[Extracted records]
################

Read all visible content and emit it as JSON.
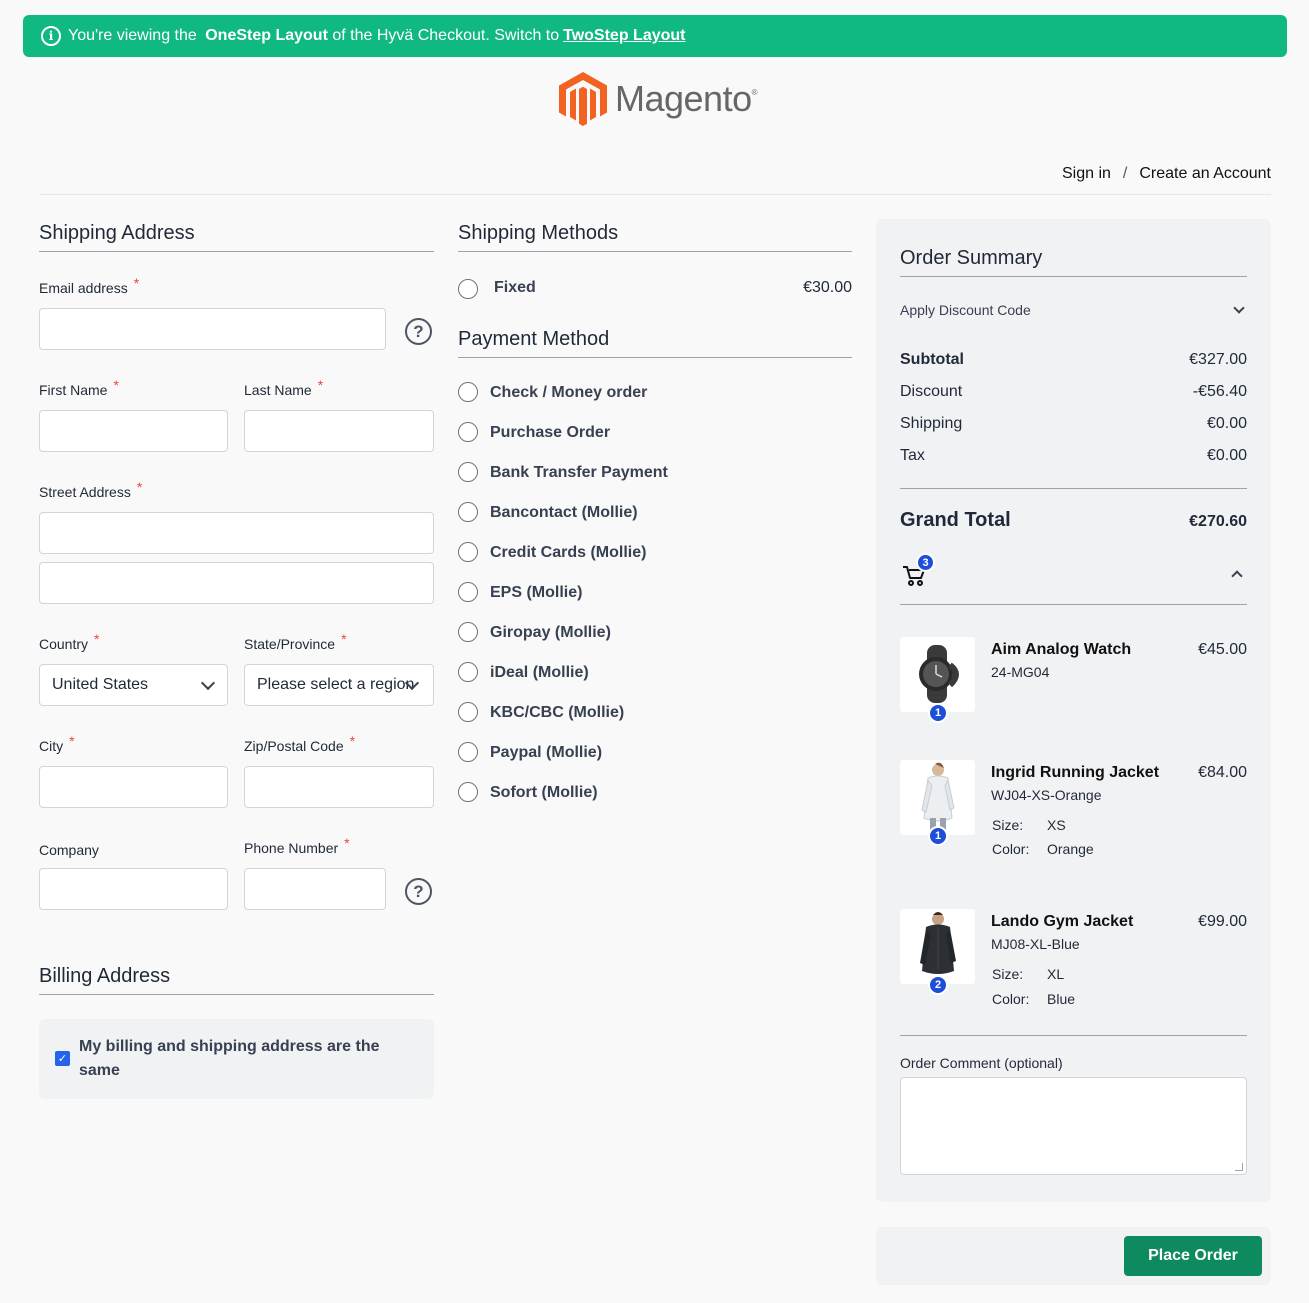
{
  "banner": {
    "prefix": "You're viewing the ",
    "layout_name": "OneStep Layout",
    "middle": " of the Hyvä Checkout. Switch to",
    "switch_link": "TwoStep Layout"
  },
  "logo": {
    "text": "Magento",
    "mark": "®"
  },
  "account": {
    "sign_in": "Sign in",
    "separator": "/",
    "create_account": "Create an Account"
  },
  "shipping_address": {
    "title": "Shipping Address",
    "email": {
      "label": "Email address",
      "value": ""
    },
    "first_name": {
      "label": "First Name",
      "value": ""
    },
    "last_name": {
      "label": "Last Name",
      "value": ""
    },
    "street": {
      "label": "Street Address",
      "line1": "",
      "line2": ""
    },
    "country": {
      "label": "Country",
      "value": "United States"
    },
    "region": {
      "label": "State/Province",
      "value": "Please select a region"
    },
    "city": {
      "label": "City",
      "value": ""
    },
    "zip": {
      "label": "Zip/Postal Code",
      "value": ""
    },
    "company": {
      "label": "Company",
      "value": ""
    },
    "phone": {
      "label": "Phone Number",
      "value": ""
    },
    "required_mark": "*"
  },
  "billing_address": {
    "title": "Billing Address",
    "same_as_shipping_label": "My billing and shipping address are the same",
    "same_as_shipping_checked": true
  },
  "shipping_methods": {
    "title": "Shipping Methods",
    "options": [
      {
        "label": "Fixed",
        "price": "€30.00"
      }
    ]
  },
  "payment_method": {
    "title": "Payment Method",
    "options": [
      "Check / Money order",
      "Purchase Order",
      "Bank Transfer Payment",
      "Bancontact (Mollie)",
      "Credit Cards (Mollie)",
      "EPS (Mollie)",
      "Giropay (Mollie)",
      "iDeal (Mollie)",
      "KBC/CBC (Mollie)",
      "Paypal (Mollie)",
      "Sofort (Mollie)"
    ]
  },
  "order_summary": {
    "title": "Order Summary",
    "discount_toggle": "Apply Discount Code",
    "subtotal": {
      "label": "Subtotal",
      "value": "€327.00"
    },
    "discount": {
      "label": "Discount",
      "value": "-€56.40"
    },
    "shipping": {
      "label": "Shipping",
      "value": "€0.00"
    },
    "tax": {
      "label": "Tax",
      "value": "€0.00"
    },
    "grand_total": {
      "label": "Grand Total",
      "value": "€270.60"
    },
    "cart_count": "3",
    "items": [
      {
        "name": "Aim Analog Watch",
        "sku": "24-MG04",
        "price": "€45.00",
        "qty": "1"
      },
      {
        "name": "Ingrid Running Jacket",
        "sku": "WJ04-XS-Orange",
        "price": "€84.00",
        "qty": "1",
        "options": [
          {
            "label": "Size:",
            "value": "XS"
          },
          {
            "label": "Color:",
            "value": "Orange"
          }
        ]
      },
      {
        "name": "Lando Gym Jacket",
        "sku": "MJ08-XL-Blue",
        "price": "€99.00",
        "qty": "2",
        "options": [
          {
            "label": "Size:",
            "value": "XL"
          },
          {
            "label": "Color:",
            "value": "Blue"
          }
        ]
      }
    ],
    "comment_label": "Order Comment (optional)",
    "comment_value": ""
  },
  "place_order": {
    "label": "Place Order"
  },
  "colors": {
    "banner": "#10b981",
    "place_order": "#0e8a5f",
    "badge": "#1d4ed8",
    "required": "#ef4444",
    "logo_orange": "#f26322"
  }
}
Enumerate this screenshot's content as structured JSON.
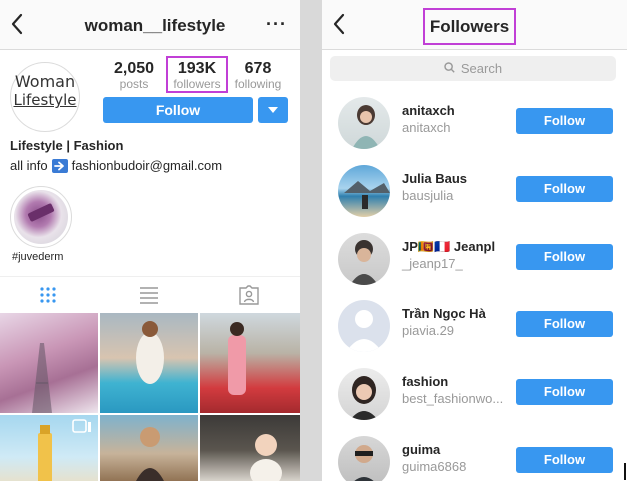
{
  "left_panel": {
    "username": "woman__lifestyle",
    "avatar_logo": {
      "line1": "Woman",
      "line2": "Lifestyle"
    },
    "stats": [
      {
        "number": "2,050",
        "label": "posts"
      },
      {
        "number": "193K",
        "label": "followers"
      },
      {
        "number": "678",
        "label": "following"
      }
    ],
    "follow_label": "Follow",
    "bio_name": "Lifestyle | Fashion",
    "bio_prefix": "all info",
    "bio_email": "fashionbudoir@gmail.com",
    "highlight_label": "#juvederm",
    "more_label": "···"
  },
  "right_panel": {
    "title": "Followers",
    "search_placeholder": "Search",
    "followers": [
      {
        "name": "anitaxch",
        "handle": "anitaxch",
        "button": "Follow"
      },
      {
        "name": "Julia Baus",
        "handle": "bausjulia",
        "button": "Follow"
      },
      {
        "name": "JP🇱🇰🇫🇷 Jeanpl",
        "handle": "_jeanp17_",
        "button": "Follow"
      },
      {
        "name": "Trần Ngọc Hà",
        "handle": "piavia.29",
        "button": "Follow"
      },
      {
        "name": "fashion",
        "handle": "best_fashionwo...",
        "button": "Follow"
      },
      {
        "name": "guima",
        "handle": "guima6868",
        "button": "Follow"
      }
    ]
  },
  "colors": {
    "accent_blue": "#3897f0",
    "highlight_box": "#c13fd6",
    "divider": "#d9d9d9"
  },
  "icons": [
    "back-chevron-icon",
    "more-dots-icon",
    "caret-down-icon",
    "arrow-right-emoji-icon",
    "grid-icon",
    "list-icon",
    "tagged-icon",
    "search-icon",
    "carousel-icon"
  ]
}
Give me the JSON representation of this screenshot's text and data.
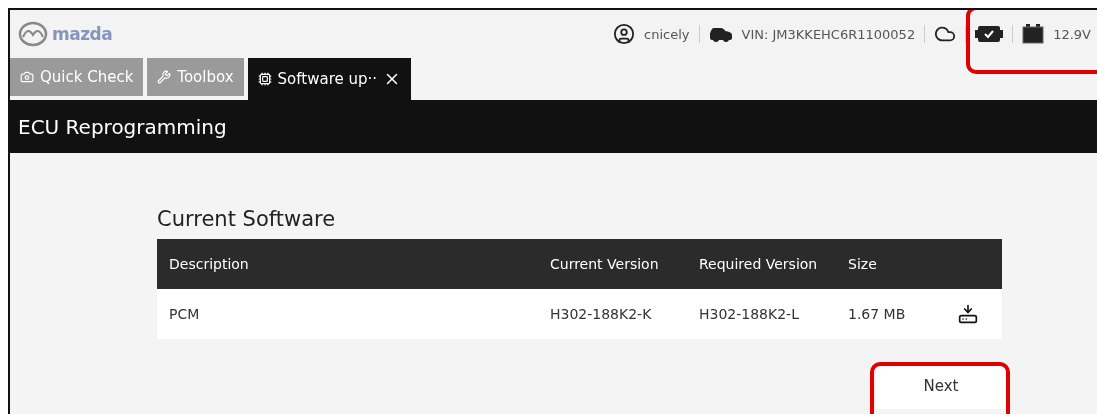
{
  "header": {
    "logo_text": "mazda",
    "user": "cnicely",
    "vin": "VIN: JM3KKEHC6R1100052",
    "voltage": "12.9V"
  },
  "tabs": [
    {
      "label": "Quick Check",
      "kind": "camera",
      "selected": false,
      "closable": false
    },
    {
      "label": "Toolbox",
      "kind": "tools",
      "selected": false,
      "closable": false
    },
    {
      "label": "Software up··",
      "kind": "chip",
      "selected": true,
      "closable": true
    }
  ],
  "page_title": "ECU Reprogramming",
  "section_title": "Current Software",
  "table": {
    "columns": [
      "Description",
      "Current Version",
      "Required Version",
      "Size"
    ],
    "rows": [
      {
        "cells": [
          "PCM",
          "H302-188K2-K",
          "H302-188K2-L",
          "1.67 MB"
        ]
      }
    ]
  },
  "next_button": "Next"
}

################

Leave out all pictures, then copy the remaining material exactly.

THE SOLUTION
Read all visible content and emit it as JSON.
{
  "banner": {
    "prefix": "You're viewing the ",
    "layout_name": "OneStep Layout",
    "middle": " of the Hyvä Checkout. Switch to",
    "switch_link": "TwoStep Layout"
  },
  "logo": {
    "text": "Magento",
    "mark": "®"
  },
  "account": {
    "sign_in": "Sign in",
    "separator": "/",
    "create_account": "Create an Account"
  },
  "shipping_address": {
    "title": "Shipping Address",
    "email": {
      "label": "Email address",
      "value": ""
    },
    "first_name": {
      "label": "First Name",
      "value": ""
    },
    "last_name": {
      "label": "Last Name",
      "value": ""
    },
    "street": {
      "label": "Street Address",
      "line1": "",
      "line2": ""
    },
    "country": {
      "label": "Country",
      "value": "United States"
    },
    "region": {
      "label": "State/Province",
      "value": "Please select a region"
    },
    "city": {
      "label": "City",
      "value": ""
    },
    "zip": {
      "label": "Zip/Postal Code",
      "value": ""
    },
    "company": {
      "label": "Company",
      "value": ""
    },
    "phone": {
      "label": "Phone Number",
      "value": ""
    },
    "required_mark": "*"
  },
  "billing_address": {
    "title": "Billing Address",
    "same_as_shipping_label": "My billing and shipping address are the same",
    "same_as_shipping_checked": true
  },
  "shipping_methods": {
    "title": "Shipping Methods",
    "options": [
      {
        "label": "Fixed",
        "price": "€30.00"
      }
    ]
  },
  "payment_method": {
    "title": "Payment Method",
    "options": [
      "Check / Money order",
      "Purchase Order",
      "Bank Transfer Payment",
      "Bancontact (Mollie)",
      "Credit Cards (Mollie)",
      "EPS (Mollie)",
      "Giropay (Mollie)",
      "iDeal (Mollie)",
      "KBC/CBC (Mollie)",
      "Paypal (Mollie)",
      "Sofort (Mollie)"
    ]
  },
  "order_summary": {
    "title": "Order Summary",
    "discount_toggle": "Apply Discount Code",
    "subtotal": {
      "label": "Subtotal",
      "value": "€327.00"
    },
    "discount": {
      "label": "Discount",
      "value": "-€56.40"
    },
    "shipping": {
      "label": "Shipping",
      "value": "€0.00"
    },
    "tax": {
      "label": "Tax",
      "value": "€0.00"
    },
    "grand_total": {
      "label": "Grand Total",
      "value": "€270.60"
    },
    "cart_count": "3",
    "items": [
      {
        "name": "Aim Analog Watch",
        "sku": "24-MG04",
        "price": "€45.00",
        "qty": "1"
      },
      {
        "name": "Ingrid Running Jacket",
        "sku": "WJ04-XS-Orange",
        "price": "€84.00",
        "qty": "1",
        "options": [
          {
            "label": "Size:",
            "value": "XS"
          },
          {
            "label": "Color:",
            "value": "Orange"
          }
        ]
      },
      {
        "name": "Lando Gym Jacket",
        "sku": "MJ08-XL-Blue",
        "price": "€99.00",
        "qty": "2",
        "options": [
          {
            "label": "Size:",
            "value": "XL"
          },
          {
            "label": "Color:",
            "value": "Blue"
          }
        ]
      }
    ],
    "comment_label": "Order Comment (optional)",
    "comment_value": ""
  },
  "place_order": {
    "label": "Place Order"
  },
  "colors": {
    "banner": "#10b981",
    "place_order": "#0e8a5f",
    "badge": "#1d4ed8",
    "required": "#ef4444",
    "logo_orange": "#f26322"
  }
}
Enumerate this screenshot's content as structured JSON.
{
  "left_panel": {
    "username": "woman__lifestyle",
    "avatar_logo": {
      "line1": "Woman",
      "line2": "Lifestyle"
    },
    "stats": [
      {
        "number": "2,050",
        "label": "posts"
      },
      {
        "number": "193K",
        "label": "followers"
      },
      {
        "number": "678",
        "label": "following"
      }
    ],
    "follow_label": "Follow",
    "bio_name": "Lifestyle | Fashion",
    "bio_prefix": "all info",
    "bio_email": "fashionbudoir@gmail.com",
    "highlight_label": "#juvederm",
    "more_label": "···"
  },
  "right_panel": {
    "title": "Followers",
    "search_placeholder": "Search",
    "followers": [
      {
        "name": "anitaxch",
        "handle": "anitaxch",
        "button": "Follow"
      },
      {
        "name": "Julia Baus",
        "handle": "bausjulia",
        "button": "Follow"
      },
      {
        "name": "JP🇱🇰🇫🇷 Jeanpl",
        "handle": "_jeanp17_",
        "button": "Follow"
      },
      {
        "name": "Trần Ngọc Hà",
        "handle": "piavia.29",
        "button": "Follow"
      },
      {
        "name": "fashion",
        "handle": "best_fashionwo...",
        "button": "Follow"
      },
      {
        "name": "guima",
        "handle": "guima6868",
        "button": "Follow"
      }
    ]
  },
  "colors": {
    "accent_blue": "#3897f0",
    "highlight_box": "#c13fd6",
    "divider": "#d9d9d9"
  },
  "icons": [
    "back-chevron-icon",
    "more-dots-icon",
    "caret-down-icon",
    "arrow-right-emoji-icon",
    "grid-icon",
    "list-icon",
    "tagged-icon",
    "search-icon",
    "carousel-icon"
  ]
}
Give me the JSON representation of this screenshot's text and data.
{
  "header": {
    "logo_text": "mazda",
    "user": "cnicely",
    "vin": "VIN: JM3KKEHC6R1100052",
    "voltage": "12.9V"
  },
  "tabs": [
    {
      "label": "Quick Check",
      "kind": "camera",
      "selected": false,
      "closable": false
    },
    {
      "label": "Toolbox",
      "kind": "tools",
      "selected": false,
      "closable": false
    },
    {
      "label": "Software up··",
      "kind": "chip",
      "selected": true,
      "closable": true
    }
  ],
  "page_title": "ECU Reprogramming",
  "section_title": "Current Software",
  "table": {
    "columns": [
      "Description",
      "Current Version",
      "Required Version",
      "Size"
    ],
    "rows": [
      {
        "cells": [
          "PCM",
          "H302-188K2-K",
          "H302-188K2-L",
          "1.67 MB"
        ]
      }
    ]
  },
  "next_button": "Next"
}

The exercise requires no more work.